WHAT THE TASK REQUIRES
Could you extract every entry below and reproduce it exactly?

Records

>>

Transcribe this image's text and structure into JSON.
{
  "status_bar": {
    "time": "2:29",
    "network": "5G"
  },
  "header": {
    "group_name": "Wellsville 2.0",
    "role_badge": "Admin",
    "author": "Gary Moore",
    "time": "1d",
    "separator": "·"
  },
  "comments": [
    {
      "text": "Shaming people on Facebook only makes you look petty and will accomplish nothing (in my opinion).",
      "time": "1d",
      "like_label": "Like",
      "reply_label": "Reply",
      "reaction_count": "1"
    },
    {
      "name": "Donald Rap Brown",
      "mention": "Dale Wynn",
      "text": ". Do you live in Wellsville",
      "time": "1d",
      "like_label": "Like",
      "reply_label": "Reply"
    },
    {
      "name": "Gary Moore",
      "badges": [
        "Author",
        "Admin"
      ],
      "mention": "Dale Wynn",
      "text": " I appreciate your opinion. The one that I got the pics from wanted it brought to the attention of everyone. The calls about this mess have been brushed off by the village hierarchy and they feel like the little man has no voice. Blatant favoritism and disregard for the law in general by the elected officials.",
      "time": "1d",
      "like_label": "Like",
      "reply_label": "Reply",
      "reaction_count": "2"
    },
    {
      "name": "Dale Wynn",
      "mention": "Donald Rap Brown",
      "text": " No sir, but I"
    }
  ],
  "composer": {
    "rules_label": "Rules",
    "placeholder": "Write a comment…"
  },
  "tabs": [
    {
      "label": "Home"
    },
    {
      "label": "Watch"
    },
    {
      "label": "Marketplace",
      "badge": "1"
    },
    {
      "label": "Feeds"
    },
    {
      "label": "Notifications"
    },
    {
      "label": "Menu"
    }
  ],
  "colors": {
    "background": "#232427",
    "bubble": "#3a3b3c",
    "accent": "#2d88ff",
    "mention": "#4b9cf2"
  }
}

<<

EXERCISE OUTPUT
Transcribe this image's text and structure into JSON.
{
  "status_bar": {
    "time": "2:29",
    "network": "5G"
  },
  "header": {
    "group_name": "Wellsville 2.0",
    "role_badge": "Admin",
    "author": "Gary Moore",
    "time": "1d",
    "separator": "·"
  },
  "comments": [
    {
      "text": "Shaming people on Facebook only makes you look petty and will accomplish nothing (in my opinion).",
      "time": "1d",
      "like_label": "Like",
      "reply_label": "Reply",
      "reaction_count": "1"
    },
    {
      "name": "Donald Rap Brown",
      "mention": "Dale Wynn",
      "text": ". Do you live in Wellsville",
      "time": "1d",
      "like_label": "Like",
      "reply_label": "Reply"
    },
    {
      "name": "Gary Moore",
      "badges": [
        "Author",
        "Admin"
      ],
      "mention": "Dale Wynn",
      "text": " I appreciate your opinion. The one that I got the pics from wanted it brought to the attention of everyone. The calls about this mess have been brushed off by the village hierarchy and they feel like the little man has no voice. Blatant favoritism and disregard for the law in general by the elected officials.",
      "time": "1d",
      "like_label": "Like",
      "reply_label": "Reply",
      "reaction_count": "2"
    },
    {
      "name": "Dale Wynn",
      "mention": "Donald Rap Brown",
      "text": " No sir, but I"
    }
  ],
  "composer": {
    "rules_label": "Rules",
    "placeholder": "Write a comment…"
  },
  "tabs": [
    {
      "label": "Home"
    },
    {
      "label": "Watch"
    },
    {
      "label": "Marketplace",
      "badge": "1"
    },
    {
      "label": "Feeds"
    },
    {
      "label": "Notifications"
    },
    {
      "label": "Menu"
    }
  ],
  "colors": {
    "background": "#232427",
    "bubble": "#3a3b3c",
    "accent": "#2d88ff",
    "mention": "#4b9cf2"
  }
}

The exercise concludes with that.